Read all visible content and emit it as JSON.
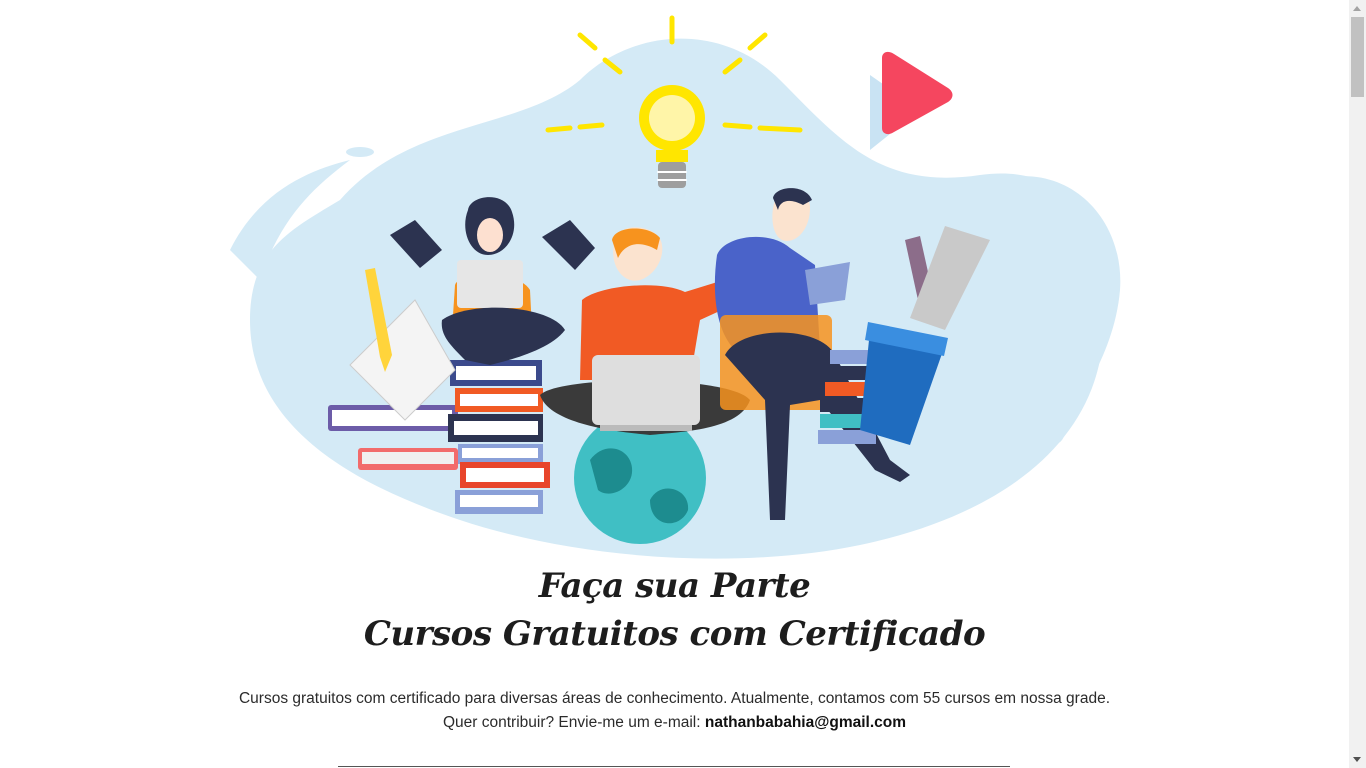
{
  "hero": {
    "illustration_name": "students-studying-illustration",
    "colors": {
      "blob": "#d4eaf6",
      "bulb": "#ffe600",
      "play": "#f5465f",
      "orange": "#f15a24",
      "navy": "#2c3350",
      "globe": "#40bfc4"
    }
  },
  "heading": {
    "line1": "Faça sua Parte",
    "line2": "Cursos Gratuitos com Certificado"
  },
  "description": {
    "line1": "Cursos gratuitos com certificado para diversas áreas de conhecimento. Atualmente, contamos com 55 cursos em nossa grade.",
    "line2_prefix": "Quer contribuir? Envie-me um e-mail: ",
    "email": "nathanbabahia@gmail.com"
  }
}
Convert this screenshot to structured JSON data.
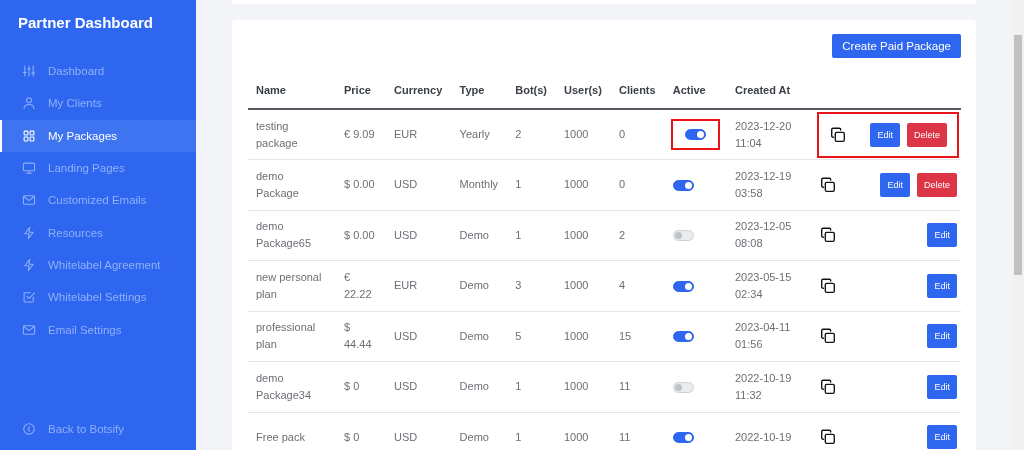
{
  "sidebar": {
    "title": "Partner Dashboard",
    "items": [
      {
        "label": "Dashboard",
        "selected": false
      },
      {
        "label": "My Clients",
        "selected": false
      },
      {
        "label": "My Packages",
        "selected": true
      },
      {
        "label": "Landing Pages",
        "selected": false
      },
      {
        "label": "Customized Emails",
        "selected": false
      },
      {
        "label": "Resources",
        "selected": false
      },
      {
        "label": "Whitelabel Agreement",
        "selected": false
      },
      {
        "label": "Whitelabel Settings",
        "selected": false
      },
      {
        "label": "Email Settings",
        "selected": false
      }
    ],
    "footer": {
      "label": "Back to Botsify"
    }
  },
  "create_button": "Create Paid Package",
  "table": {
    "columns": [
      "Name",
      "Price",
      "Currency",
      "Type",
      "Bot(s)",
      "User(s)",
      "Clients",
      "Active",
      "Created At"
    ],
    "rows": [
      {
        "cells": [
          "testing package",
          "€ 9.09",
          "EUR",
          "Yearly",
          "2",
          "1000",
          "0"
        ],
        "active": true,
        "created": "2023-12-20 11:04",
        "edit": "Edit",
        "delete": "Delete",
        "highlighted": true
      },
      {
        "cells": [
          "demo Package",
          "$ 0.00",
          "USD",
          "Monthly",
          "1",
          "1000",
          "0"
        ],
        "active": true,
        "created": "2023-12-19 03:58",
        "edit": "Edit",
        "delete": "Delete",
        "highlighted": false
      },
      {
        "cells": [
          "demo Package65",
          "$ 0.00",
          "USD",
          "Demo",
          "1",
          "1000",
          "2"
        ],
        "active": false,
        "created": "2023-12-05 08:08",
        "edit": "Edit",
        "highlighted": false
      },
      {
        "cells": [
          "new personal plan",
          "€ 22.22",
          "EUR",
          "Demo",
          "3",
          "1000",
          "4"
        ],
        "active": true,
        "created": "2023-05-15 02:34",
        "edit": "Edit",
        "highlighted": false
      },
      {
        "cells": [
          "professional plan",
          "$ 44.44",
          "USD",
          "Demo",
          "5",
          "1000",
          "15"
        ],
        "active": true,
        "created": "2023-04-11 01:56",
        "edit": "Edit",
        "highlighted": false
      },
      {
        "cells": [
          "demo Package34",
          "$ 0",
          "USD",
          "Demo",
          "1",
          "1000",
          "11"
        ],
        "active": false,
        "created": "2022-10-19 11:32",
        "edit": "Edit",
        "highlighted": false
      },
      {
        "cells": [
          "Free pack",
          "$ 0",
          "USD",
          "Demo",
          "1",
          "1000",
          "11"
        ],
        "active": true,
        "created": "2022-10-19",
        "edit": "Edit",
        "highlighted": false
      }
    ]
  }
}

+-------+

What is needed: All records should be output exactly, with the pictures left out.

Completed exercise:
Read all visible content and emit it as JSON.
{
  "hero": {
    "illustration_name": "students-studying-illustration",
    "colors": {
      "blob": "#d4eaf6",
      "bulb": "#ffe600",
      "play": "#f5465f",
      "orange": "#f15a24",
      "navy": "#2c3350",
      "globe": "#40bfc4"
    }
  },
  "heading": {
    "line1": "Faça sua Parte",
    "line2": "Cursos Gratuitos com Certificado"
  },
  "description": {
    "line1": "Cursos gratuitos com certificado para diversas áreas de conhecimento. Atualmente, contamos com 55 cursos em nossa grade.",
    "line2_prefix": "Quer contribuir? Envie-me um e-mail: ",
    "email": "nathanbabahia@gmail.com"
  }
}
Convert this screenshot to structured JSON data.
{
  "sidebar": {
    "title": "Partner Dashboard",
    "items": [
      {
        "label": "Dashboard",
        "selected": false
      },
      {
        "label": "My Clients",
        "selected": false
      },
      {
        "label": "My Packages",
        "selected": true
      },
      {
        "label": "Landing Pages",
        "selected": false
      },
      {
        "label": "Customized Emails",
        "selected": false
      },
      {
        "label": "Resources",
        "selected": false
      },
      {
        "label": "Whitelabel Agreement",
        "selected": false
      },
      {
        "label": "Whitelabel Settings",
        "selected": false
      },
      {
        "label": "Email Settings",
        "selected": false
      }
    ],
    "footer": {
      "label": "Back to Botsify"
    }
  },
  "create_button": "Create Paid Package",
  "table": {
    "columns": [
      "Name",
      "Price",
      "Currency",
      "Type",
      "Bot(s)",
      "User(s)",
      "Clients",
      "Active",
      "Created At"
    ],
    "rows": [
      {
        "cells": [
          "testing package",
          "€ 9.09",
          "EUR",
          "Yearly",
          "2",
          "1000",
          "0"
        ],
        "active": true,
        "created": "2023-12-20 11:04",
        "edit": "Edit",
        "delete": "Delete",
        "highlighted": true
      },
      {
        "cells": [
          "demo Package",
          "$ 0.00",
          "USD",
          "Monthly",
          "1",
          "1000",
          "0"
        ],
        "active": true,
        "created": "2023-12-19 03:58",
        "edit": "Edit",
        "delete": "Delete",
        "highlighted": false
      },
      {
        "cells": [
          "demo Package65",
          "$ 0.00",
          "USD",
          "Demo",
          "1",
          "1000",
          "2"
        ],
        "active": false,
        "created": "2023-12-05 08:08",
        "edit": "Edit",
        "highlighted": false
      },
      {
        "cells": [
          "new personal plan",
          "€ 22.22",
          "EUR",
          "Demo",
          "3",
          "1000",
          "4"
        ],
        "active": true,
        "created": "2023-05-15 02:34",
        "edit": "Edit",
        "highlighted": false
      },
      {
        "cells": [
          "professional plan",
          "$ 44.44",
          "USD",
          "Demo",
          "5",
          "1000",
          "15"
        ],
        "active": true,
        "created": "2023-04-11 01:56",
        "edit": "Edit",
        "highlighted": false
      },
      {
        "cells": [
          "demo Package34",
          "$ 0",
          "USD",
          "Demo",
          "1",
          "1000",
          "11"
        ],
        "active": false,
        "created": "2022-10-19 11:32",
        "edit": "Edit",
        "highlighted": false
      },
      {
        "cells": [
          "Free pack",
          "$ 0",
          "USD",
          "Demo",
          "1",
          "1000",
          "11"
        ],
        "active": true,
        "created": "2022-10-19",
        "edit": "Edit",
        "highlighted": false
      }
    ]
  }
}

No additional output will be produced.